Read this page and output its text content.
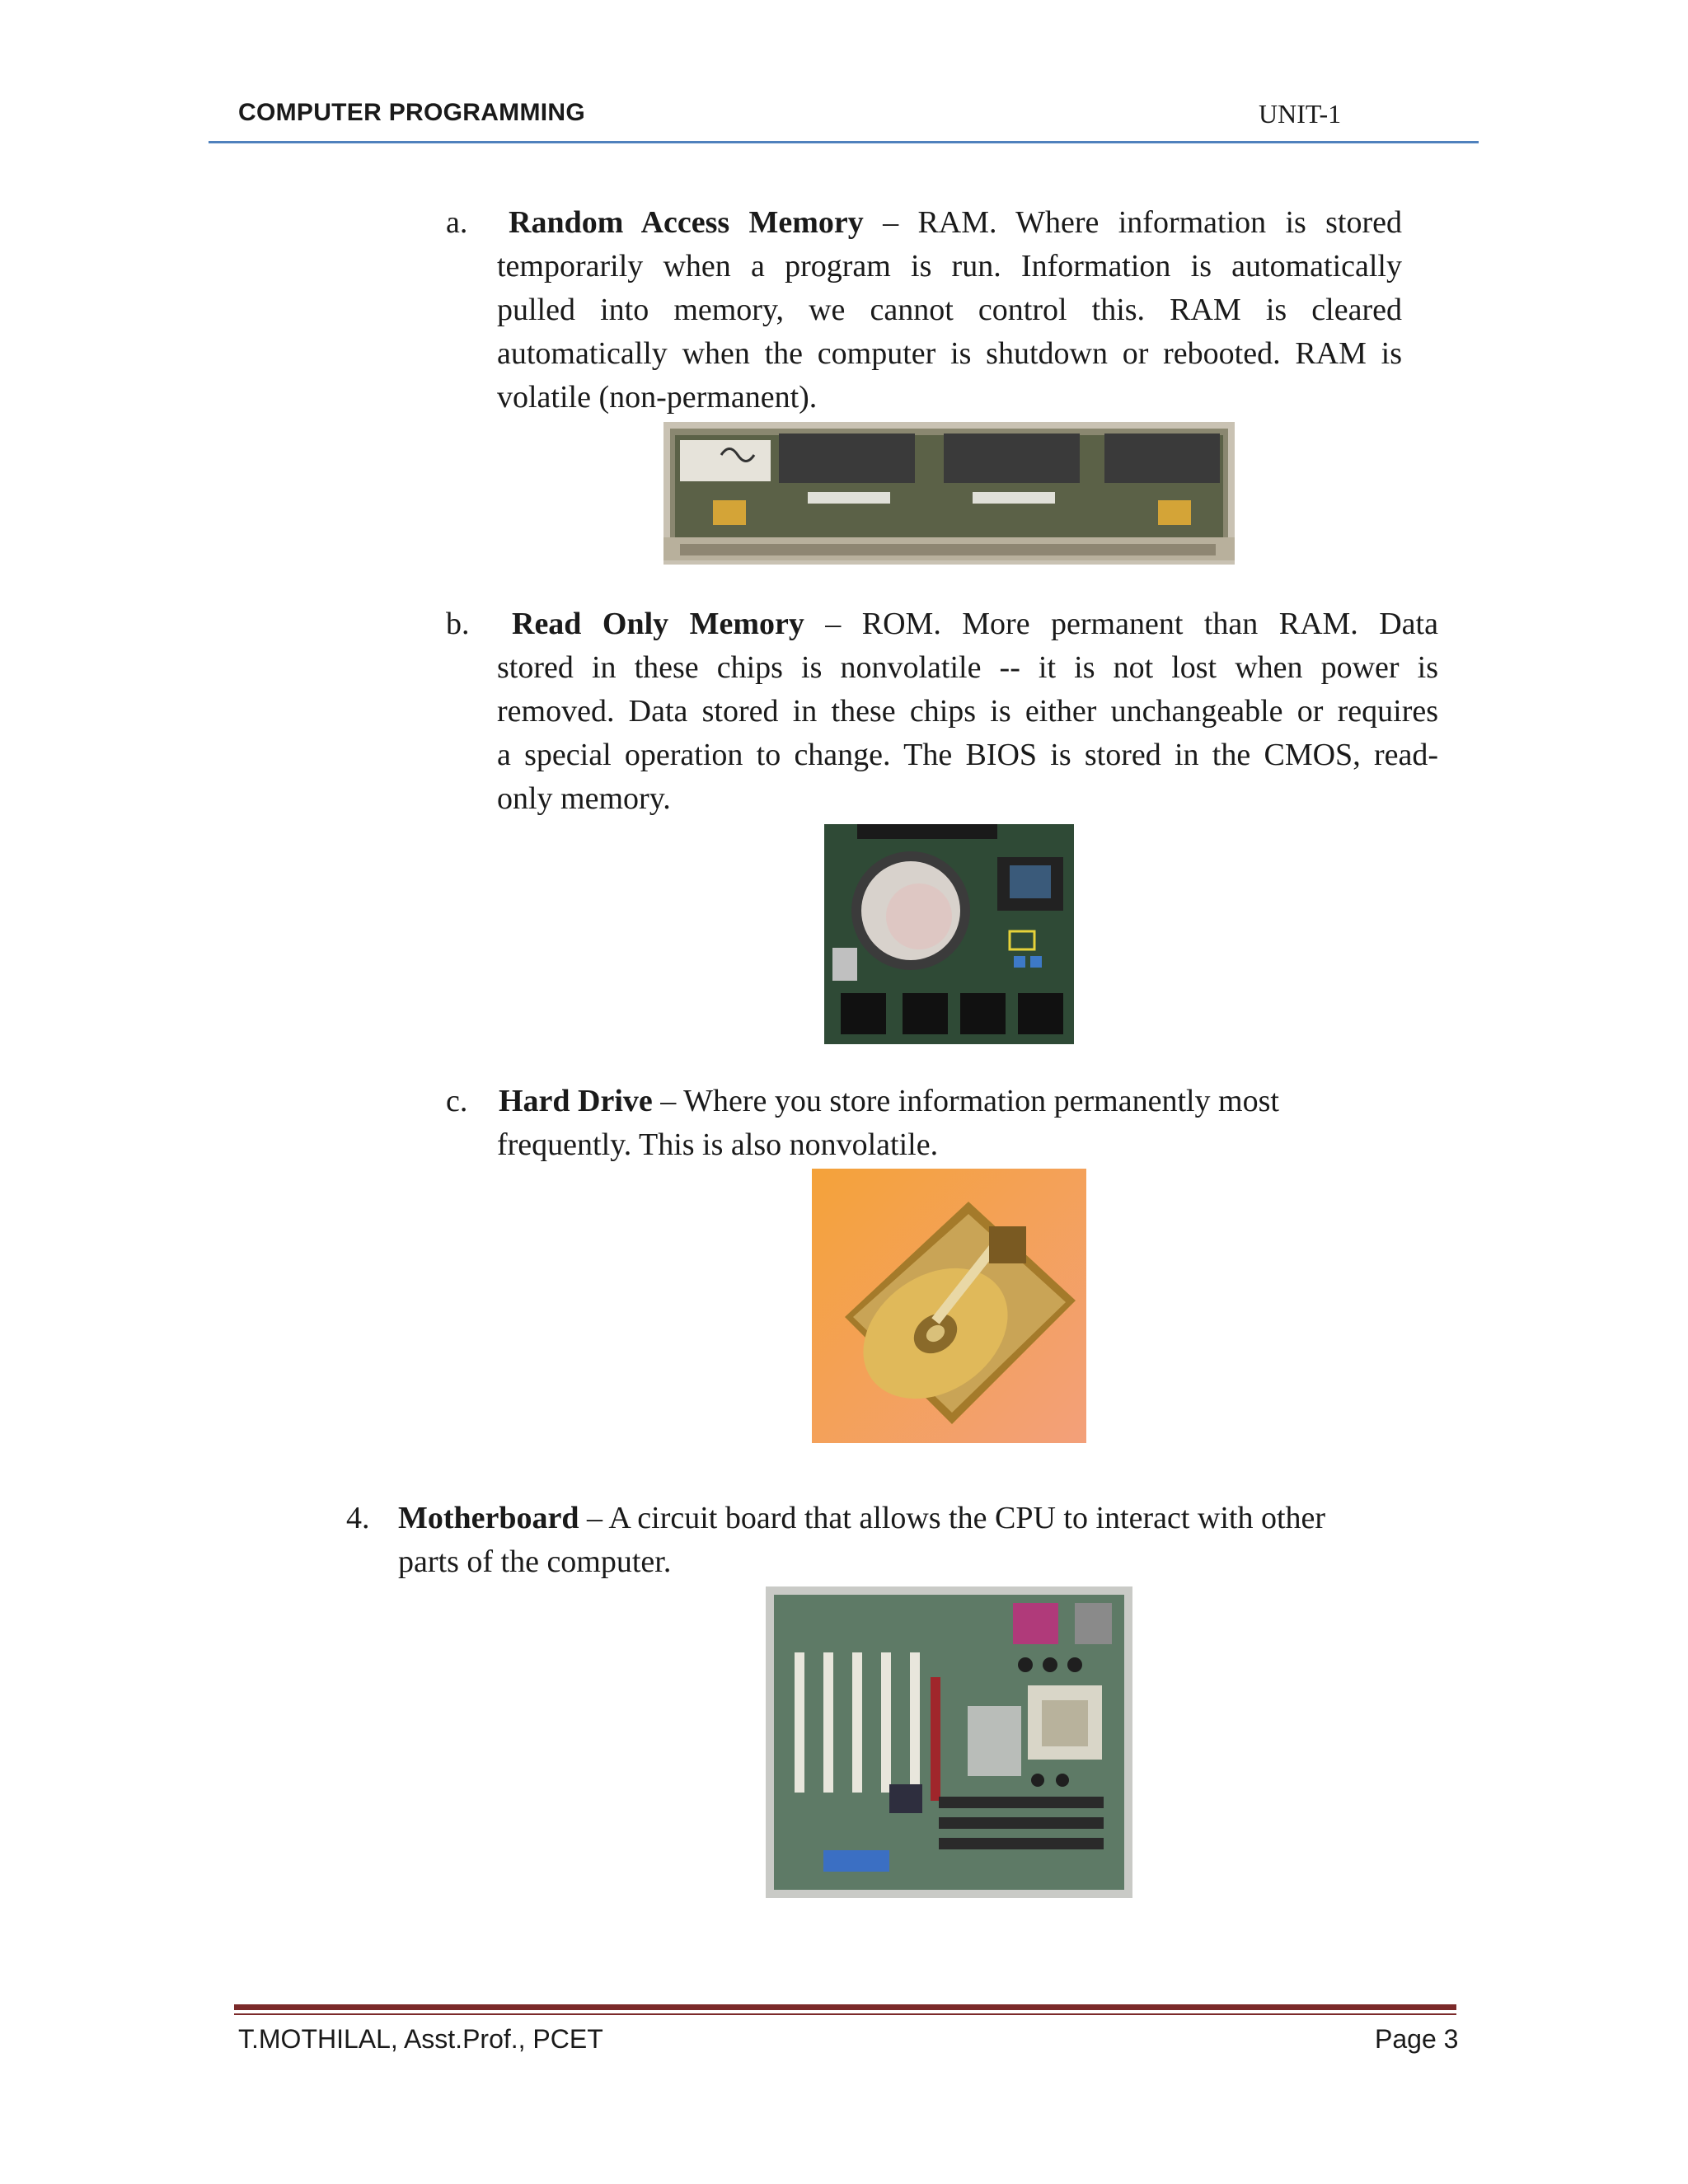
COMPUTER PROGRAMMING	UNIT-1
a.	Random Access Memory – RAM. Where information is stored
temporarily when a program is run. Information is automatically
pulled into memory, we cannot control this. RAM is cleared
automatically when the computer is shutdown or rebooted. RAM is
volatile (non-permanent).
b.	Read Only Memory – ROM. More permanent than RAM. Data
stored in these chips is nonvolatile -- it is not lost when power is
removed. Data stored in these chips is either unchangeable or requires
a special operation to change. The BIOS is stored in the CMOS, read-
only memory.
c. Hard Drive – Where you store information permanently most
frequently. This is also nonvolatile.
4. Motherboard – A circuit board that allows the CPU to interact with other
parts of the computer.
T.MOTHILAL, Asst.Prof., PCET	Page 3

+ + + + +

## WHAT IS NEEDED
Exactly how many lines of the listing above contain the string "Data"? Give no more than the number.

## RIGHT ANSWER
2